# What to do
Search the records for the word "coinvolte" and report each line that has it.

# Extracted material
··········
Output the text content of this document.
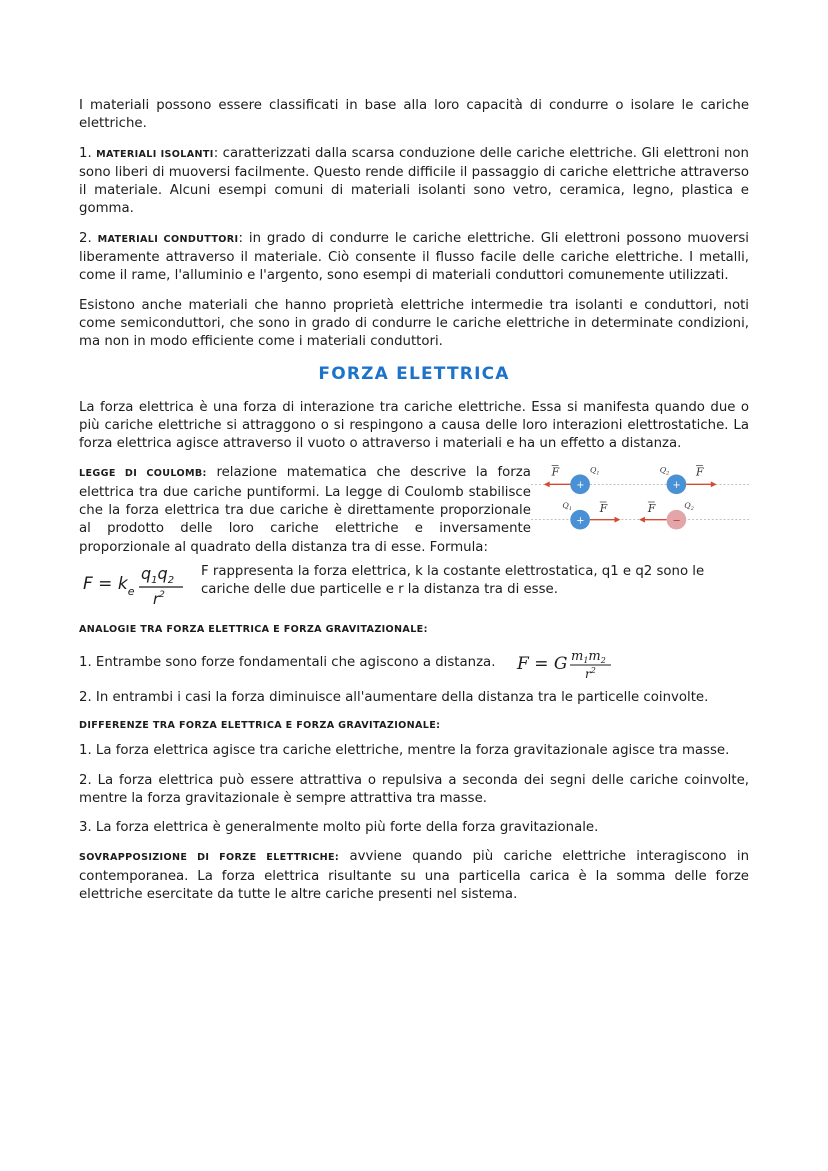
I materiali possono essere classificati in base alla loro capacità di condurre o isolare le cariche elettriche.

1. MATERIALI ISOLANTI: caratterizzati dalla scarsa conduzione delle cariche elettriche. Gli elettroni non sono liberi di muoversi facilmente. Questo rende difficile il passaggio di cariche elettriche attraverso il materiale. Alcuni esempi comuni di materiali isolanti sono vetro, ceramica, legno, plastica e gomma.

2. MATERIALI CONDUTTORI: in grado di condurre le cariche elettriche. Gli elettroni possono muoversi liberamente attraverso il materiale. Ciò consente il flusso facile delle cariche elettriche. I metalli, come il rame, l'alluminio e l'argento, sono esempi di materiali conduttori comunemente utilizzati.

Esistono anche materiali che hanno proprietà elettriche intermedie tra isolanti e conduttori, noti come semiconduttori, che sono in grado di condurre le cariche elettriche in determinate condizioni, ma non in modo efficiente come i materiali conduttori.

FORZA ELETTRICA

La forza elettrica è una forza di interazione tra cariche elettriche. Essa si manifesta quando due o più cariche elettriche si attraggono o si respingono a causa delle loro interazioni elettrostatiche. La forza elettrica agisce attraverso il vuoto o attraverso i materiali e ha un effetto a distanza.

LEGGE DI COULOMB: relazione matematica che descrive la forza elettrica tra due cariche puntiformi. La legge di Coulomb stabilisce che la forza elettrica tra due cariche è direttamente proporzionale al prodotto delle loro cariche elettriche e inversamente proporzionale al quadrato della distanza tra di esse. Formula:

+
F	$Q_1$
+
F
$Q_2$
+
F
$Q_1$
−
F	$Q_2$
$F = k_e$
$q_1q_2$
$r^2$

F rappresenta la forza elettrica, k la costante elettrostatica, q1 e q2 sono le cariche delle due particelle e r la distanza tra di esse.

ANALOGIE TRA FORZA ELETTRICA E FORZA GRAVITAZIONALE:

1. Entrambe sono forze fondamentali che agiscono a distanza. F = G $m_1m_2$
$r^2$

2. In entrambi i casi la forza diminuisce all'aumentare della distanza tra le particelle coinvolte.

DIFFERENZE TRA FORZA ELETTRICA E FORZA GRAVITAZIONALE:

1. La forza elettrica agisce tra cariche elettriche, mentre la forza gravitazionale agisce tra masse.

2. La forza elettrica può essere attrattiva o repulsiva a seconda dei segni delle cariche coinvolte, mentre la forza gravitazionale è sempre attrattiva tra masse.

3. La forza elettrica è generalmente molto più forte della forza gravitazionale.

SOVRAPPOSIZIONE DI FORZE ELETTRICHE: avviene quando più cariche elettriche interagiscono in contemporanea. La forza elettrica risultante su una particella carica è la somma delle forze elettriche esercitate da tutte le altre cariche presenti nel sistema.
··········
# Result
2. In entrambi i casi la forza diminuisce all'aumentare della distanza tra le particelle coinvolte.
2. La forza elettrica può essere attrattiva o repulsiva a seconda dei segni delle cariche coinvolte, mentre la forza gravitazionale è sempre attrattiva tra masse.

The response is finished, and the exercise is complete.